> **Written exercise**
Copy the items word for word. Begin at their first line and stop after the line that contains "Text: ~161: ~161 <box>428 638 455 648</box>", including that line.

> **Record set**
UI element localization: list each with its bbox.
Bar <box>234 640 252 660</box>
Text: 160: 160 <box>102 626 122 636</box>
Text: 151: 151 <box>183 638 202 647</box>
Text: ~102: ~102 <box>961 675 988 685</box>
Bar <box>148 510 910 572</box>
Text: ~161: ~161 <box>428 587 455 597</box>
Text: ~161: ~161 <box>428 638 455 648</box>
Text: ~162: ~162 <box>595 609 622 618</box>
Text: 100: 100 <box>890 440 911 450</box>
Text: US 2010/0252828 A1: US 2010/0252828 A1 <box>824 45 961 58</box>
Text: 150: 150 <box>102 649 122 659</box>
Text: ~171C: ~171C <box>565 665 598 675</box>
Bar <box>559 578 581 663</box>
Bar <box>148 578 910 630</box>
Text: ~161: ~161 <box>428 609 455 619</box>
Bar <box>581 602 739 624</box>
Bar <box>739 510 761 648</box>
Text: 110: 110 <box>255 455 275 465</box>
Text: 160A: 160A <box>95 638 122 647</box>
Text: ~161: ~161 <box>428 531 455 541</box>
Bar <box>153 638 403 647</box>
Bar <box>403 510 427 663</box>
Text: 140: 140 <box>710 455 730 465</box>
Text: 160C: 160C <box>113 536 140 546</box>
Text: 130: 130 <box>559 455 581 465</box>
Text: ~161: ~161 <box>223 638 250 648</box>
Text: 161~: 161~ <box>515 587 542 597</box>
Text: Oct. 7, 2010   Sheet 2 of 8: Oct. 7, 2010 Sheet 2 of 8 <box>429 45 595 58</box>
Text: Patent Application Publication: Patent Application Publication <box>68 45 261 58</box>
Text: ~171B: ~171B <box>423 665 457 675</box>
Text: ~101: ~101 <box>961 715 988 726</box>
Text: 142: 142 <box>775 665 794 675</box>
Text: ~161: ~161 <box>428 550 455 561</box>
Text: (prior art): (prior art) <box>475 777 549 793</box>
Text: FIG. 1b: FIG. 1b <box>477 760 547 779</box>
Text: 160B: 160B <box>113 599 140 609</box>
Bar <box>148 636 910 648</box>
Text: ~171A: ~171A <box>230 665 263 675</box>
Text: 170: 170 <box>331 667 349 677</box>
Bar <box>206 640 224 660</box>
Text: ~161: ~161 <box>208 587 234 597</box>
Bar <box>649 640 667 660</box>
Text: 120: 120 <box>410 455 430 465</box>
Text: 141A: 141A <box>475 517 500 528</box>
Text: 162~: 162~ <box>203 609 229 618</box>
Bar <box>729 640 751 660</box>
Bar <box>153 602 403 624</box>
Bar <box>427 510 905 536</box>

> **Reply to the exercise**
UI element localization: list each with its bbox.
Bar <box>234 640 252 660</box>
Text: 160: 160 <box>102 626 122 636</box>
Text: 151: 151 <box>183 638 202 647</box>
Text: ~102: ~102 <box>961 675 988 685</box>
Bar <box>148 510 910 572</box>
Text: ~161: ~161 <box>428 587 455 597</box>
Text: ~161: ~161 <box>428 638 455 648</box>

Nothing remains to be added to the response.